● **What to produce**
Reply with one number: the count of lines in the data that hold the string "this".

[Figure record listings]
★ ★ ★ ★

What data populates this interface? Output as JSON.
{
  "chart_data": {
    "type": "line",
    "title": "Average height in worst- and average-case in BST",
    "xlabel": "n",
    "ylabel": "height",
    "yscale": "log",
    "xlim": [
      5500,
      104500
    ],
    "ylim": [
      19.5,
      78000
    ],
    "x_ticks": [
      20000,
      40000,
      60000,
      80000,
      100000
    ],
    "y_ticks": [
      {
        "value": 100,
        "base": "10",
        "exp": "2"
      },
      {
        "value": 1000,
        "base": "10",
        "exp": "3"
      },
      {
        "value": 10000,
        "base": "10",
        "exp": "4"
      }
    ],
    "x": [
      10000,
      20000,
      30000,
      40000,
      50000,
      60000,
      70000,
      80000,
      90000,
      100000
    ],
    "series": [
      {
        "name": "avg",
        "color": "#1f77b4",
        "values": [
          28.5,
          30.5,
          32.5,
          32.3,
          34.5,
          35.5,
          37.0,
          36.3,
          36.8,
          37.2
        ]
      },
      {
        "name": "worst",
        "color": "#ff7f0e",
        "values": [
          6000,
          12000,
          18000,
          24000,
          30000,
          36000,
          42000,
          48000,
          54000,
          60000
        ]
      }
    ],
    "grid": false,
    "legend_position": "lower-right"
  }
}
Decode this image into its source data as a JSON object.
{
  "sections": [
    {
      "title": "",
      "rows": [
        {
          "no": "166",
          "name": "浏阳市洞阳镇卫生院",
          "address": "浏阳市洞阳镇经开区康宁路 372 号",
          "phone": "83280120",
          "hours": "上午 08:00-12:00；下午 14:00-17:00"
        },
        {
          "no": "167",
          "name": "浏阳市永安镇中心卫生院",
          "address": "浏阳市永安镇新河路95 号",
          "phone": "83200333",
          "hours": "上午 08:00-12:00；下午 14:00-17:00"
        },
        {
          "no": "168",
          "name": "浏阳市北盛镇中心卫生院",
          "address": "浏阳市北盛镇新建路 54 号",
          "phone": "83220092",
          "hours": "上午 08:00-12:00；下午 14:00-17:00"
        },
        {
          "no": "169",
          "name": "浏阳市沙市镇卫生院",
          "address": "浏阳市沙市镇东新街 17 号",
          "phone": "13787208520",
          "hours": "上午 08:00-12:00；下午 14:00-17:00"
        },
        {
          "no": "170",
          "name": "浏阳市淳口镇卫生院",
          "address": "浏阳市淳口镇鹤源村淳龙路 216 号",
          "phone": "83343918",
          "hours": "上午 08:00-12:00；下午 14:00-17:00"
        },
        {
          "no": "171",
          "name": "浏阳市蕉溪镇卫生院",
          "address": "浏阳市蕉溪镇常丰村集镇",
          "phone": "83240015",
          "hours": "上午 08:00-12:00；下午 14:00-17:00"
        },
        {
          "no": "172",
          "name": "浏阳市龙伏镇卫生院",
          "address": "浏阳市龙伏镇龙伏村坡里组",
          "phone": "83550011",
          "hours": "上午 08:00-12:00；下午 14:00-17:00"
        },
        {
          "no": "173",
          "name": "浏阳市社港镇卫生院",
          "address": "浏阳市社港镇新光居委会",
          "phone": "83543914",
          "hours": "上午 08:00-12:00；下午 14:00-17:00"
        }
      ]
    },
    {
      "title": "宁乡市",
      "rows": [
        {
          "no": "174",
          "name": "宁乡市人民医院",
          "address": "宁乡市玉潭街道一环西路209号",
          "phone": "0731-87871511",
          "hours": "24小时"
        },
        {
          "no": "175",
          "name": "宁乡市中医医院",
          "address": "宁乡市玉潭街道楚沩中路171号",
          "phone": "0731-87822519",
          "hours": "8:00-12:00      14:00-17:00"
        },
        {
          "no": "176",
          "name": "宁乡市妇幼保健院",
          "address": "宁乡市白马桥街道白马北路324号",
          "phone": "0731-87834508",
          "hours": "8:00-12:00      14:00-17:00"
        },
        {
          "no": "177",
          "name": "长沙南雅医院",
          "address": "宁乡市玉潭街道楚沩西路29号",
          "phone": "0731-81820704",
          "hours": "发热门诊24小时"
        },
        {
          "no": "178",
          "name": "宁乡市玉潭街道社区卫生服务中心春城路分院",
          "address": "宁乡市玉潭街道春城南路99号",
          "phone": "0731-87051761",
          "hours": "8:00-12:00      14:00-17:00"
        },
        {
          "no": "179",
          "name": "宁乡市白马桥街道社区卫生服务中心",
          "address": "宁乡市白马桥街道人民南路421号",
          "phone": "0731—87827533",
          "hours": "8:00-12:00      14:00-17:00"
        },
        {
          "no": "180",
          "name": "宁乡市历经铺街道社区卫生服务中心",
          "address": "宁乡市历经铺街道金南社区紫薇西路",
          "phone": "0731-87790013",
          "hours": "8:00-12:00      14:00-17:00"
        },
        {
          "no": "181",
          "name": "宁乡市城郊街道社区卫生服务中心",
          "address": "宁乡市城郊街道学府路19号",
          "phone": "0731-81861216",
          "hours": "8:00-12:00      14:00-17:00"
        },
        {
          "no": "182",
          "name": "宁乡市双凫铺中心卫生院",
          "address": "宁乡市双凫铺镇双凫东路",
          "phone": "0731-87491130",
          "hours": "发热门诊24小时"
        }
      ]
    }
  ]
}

★ ★ ★ ★

● **Full solution**
2